(Data records)
■ ■ ■
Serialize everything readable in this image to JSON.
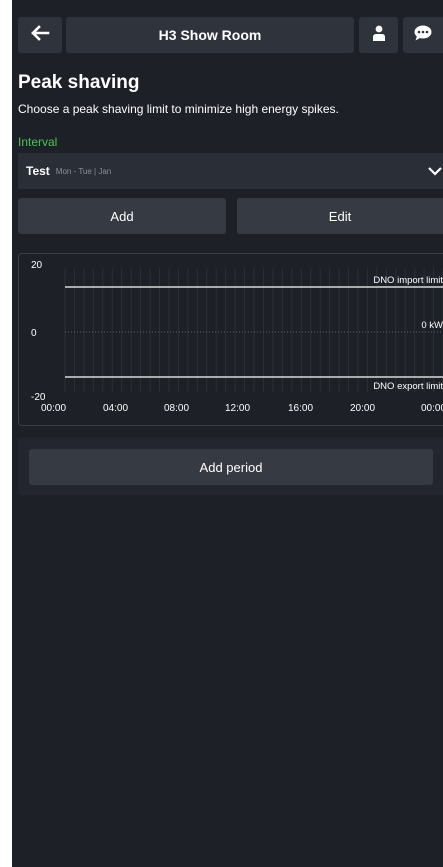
{
  "header": {
    "title": "H3 Show Room",
    "back_icon": "arrow-left-icon",
    "user_icon": "user-icon",
    "chat_icon": "chat-bubble-icon"
  },
  "page": {
    "heading": "Peak shaving",
    "subtitle": "Choose a peak shaving limit to minimize high energy spikes.",
    "interval_label": "Interval"
  },
  "interval_select": {
    "name": "Test",
    "detail": "Mon - Tue | Jan",
    "chevron_icon": "chevron-down-icon"
  },
  "actions": {
    "add_label": "Add",
    "edit_label": "Edit"
  },
  "chart_data": {
    "type": "line",
    "x_tick_labels": [
      "00:00",
      "04:00",
      "08:00",
      "12:00",
      "16:00",
      "20:00",
      "00:00"
    ],
    "y_tick_labels": [
      "20",
      "0",
      "-20"
    ],
    "ylim": [
      -20,
      20
    ],
    "grid": true,
    "series": [
      {
        "name": "DNO import limit",
        "values": [
          15,
          15
        ],
        "color": "#d9d9d9"
      },
      {
        "name": "DNO export limit",
        "values": [
          -15,
          -15
        ],
        "color": "#d9d9d9"
      }
    ],
    "annotations": [
      {
        "text": "DNO import limit",
        "y": 15
      },
      {
        "text": "0 kW",
        "y": 0
      },
      {
        "text": "DNO export limit",
        "y": -15
      }
    ]
  },
  "period": {
    "add_period_label": "Add period"
  }
}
■ ■ ■
Prompt:
Select every line in the records above that contains the word "shaving".

Response to the exercise:
    "heading": "Peak shaving",
    "subtitle": "Choose a peak shaving limit to minimize high energy spikes.",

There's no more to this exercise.